• [Task details]:
Type each record below again, with the same words.

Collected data
■ ■ ■ ■
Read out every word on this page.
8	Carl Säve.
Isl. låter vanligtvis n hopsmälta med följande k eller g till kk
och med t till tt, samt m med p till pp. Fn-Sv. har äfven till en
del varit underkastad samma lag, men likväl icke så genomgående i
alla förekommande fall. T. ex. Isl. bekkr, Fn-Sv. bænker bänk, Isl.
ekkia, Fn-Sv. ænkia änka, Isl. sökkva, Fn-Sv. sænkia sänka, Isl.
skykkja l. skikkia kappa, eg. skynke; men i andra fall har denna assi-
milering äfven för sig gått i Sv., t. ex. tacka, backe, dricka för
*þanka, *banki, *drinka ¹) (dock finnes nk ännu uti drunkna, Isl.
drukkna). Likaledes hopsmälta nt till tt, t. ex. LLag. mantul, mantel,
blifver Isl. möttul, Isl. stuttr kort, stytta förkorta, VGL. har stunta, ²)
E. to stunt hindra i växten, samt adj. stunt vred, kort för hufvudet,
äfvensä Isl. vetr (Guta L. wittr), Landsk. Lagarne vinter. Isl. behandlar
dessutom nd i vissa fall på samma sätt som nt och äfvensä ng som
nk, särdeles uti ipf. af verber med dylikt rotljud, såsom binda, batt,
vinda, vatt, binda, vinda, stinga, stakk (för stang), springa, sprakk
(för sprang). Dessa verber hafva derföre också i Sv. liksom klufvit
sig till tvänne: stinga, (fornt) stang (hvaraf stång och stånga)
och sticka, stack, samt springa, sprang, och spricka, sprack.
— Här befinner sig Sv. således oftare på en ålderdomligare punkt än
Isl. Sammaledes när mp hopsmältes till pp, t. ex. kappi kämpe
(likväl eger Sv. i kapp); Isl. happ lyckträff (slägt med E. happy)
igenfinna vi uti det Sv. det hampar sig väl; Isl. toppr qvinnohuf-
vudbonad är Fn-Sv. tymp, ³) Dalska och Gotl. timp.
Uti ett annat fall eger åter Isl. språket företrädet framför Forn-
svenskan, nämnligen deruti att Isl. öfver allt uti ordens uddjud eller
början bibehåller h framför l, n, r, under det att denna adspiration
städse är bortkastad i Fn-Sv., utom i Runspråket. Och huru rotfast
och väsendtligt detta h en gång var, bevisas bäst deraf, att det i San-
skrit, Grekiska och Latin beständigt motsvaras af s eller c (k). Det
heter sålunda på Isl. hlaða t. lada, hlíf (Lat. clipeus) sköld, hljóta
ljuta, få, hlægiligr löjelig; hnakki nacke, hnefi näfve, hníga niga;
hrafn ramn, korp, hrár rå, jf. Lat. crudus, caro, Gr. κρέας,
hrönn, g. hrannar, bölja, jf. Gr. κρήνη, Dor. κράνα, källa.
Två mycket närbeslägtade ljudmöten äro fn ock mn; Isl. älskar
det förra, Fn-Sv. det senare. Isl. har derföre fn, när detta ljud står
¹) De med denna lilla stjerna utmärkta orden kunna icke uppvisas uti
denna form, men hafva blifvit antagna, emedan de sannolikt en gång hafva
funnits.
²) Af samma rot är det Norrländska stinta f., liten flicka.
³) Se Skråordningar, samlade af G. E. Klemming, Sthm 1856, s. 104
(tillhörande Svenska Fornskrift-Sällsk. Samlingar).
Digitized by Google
■ ■ ■ ■
• [Expected output]:
Read out every word on this page.
8	Carl Säve.
Isl. låter vanligtvis n hopsmälta med följande k eller g till kk
och med t till tt, samt m med p till pp. Fn-Sv. har äfven till en
del varit underkastad samma lag, men likväl icke så genomgående i
alla förekommande fall. T. ex. Isl. bekkr, Fn-Sv. bænker bänk, Isl.
ekkia, Fn-Sv. ænkia änka, Isl. sökkva, Fn-Sv. sænkia sänka, Isl.
skykkja l. skikkia kappa, eg. skynke; men i andra fall har denna assi-
milering äfven för sig gått i Sv., t. ex. tacka, backe, dricka för
*þanka, *banki, *drinka ¹) (dock finnes nk ännu uti drunkna, Isl.
drukkna). Likaledes hopsmälta nt till tt, t. ex. LLag. mantul, mantel,
blifver Isl. möttul, Isl. stuttr kort, stytta förkorta, VGL. har stunta, ²)
E. to stunt hindra i växten, samt adj. stunt vred, kort för hufvudet,
äfvensä Isl. vetr (Guta L. wittr), Landsk. Lagarne vinter. Isl. behandlar
dessutom nd i vissa fall på samma sätt som nt och äfvensä ng som
nk, särdeles uti ipf. af verber med dylikt rotljud, såsom binda, batt,
vinda, vatt, binda, vinda, stinga, stakk (för stang), springa, sprakk
(för sprang). Dessa verber hafva derföre också i Sv. liksom klufvit
sig till tvänne: stinga, (fornt) stang (hvaraf stång och stånga)
och sticka, stack, samt springa, sprang, och spricka, sprack.
— Här befinner sig Sv. således oftare på en ålderdomligare punkt än
Isl. Sammaledes när mp hopsmältes till pp, t. ex. kappi kämpe
(likväl eger Sv. i kapp); Isl. happ lyckträff (slägt med E. happy)
igenfinna vi uti det Sv. det hampar sig väl; Isl. toppr qvinnohuf-
vudbonad är Fn-Sv. tymp, ³) Dalska och Gotl. timp.
Uti ett annat fall eger åter Isl. språket företrädet framför Forn-
svenskan, nämnligen deruti att Isl. öfver allt uti ordens uddjud eller
början bibehåller h framför l, n, r, under det att denna adspiration
städse är bortkastad i Fn-Sv., utom i Runspråket. Och huru rotfast
och väsendtligt detta h en gång var, bevisas bäst deraf, att det i San-
skrit, Grekiska och Latin beständigt motsvaras af s eller c (k). Det
heter sålunda på Isl. hlaða t. lada, hlíf (Lat. clipeus) sköld, hljóta
ljuta, få, hlægiligr löjelig; hnakki nacke, hnefi näfve, hníga niga;
hrafn ramn, korp, hrár rå, jf. Lat. crudus, caro, Gr. κρέας,
hrönn, g. hrannar, bölja, jf. Gr. κρήνη, Dor. κράνα, källa.
Två mycket närbeslägtade ljudmöten äro fn ock mn; Isl. älskar
det förra, Fn-Sv. det senare. Isl. har derföre fn, när detta ljud står
¹) De med denna lilla stjerna utmärkta orden kunna icke uppvisas uti
denna form, men hafva blifvit antagna, emedan de sannolikt en gång hafva
funnits.
²) Af samma rot är det Norrländska stinta f., liten flicka.
³) Se Skråordningar, samlade af G. E. Klemming, Sthm 1856, s. 104
(tillhörande Svenska Fornskrift-Sällsk. Samlingar).
Digitized by Google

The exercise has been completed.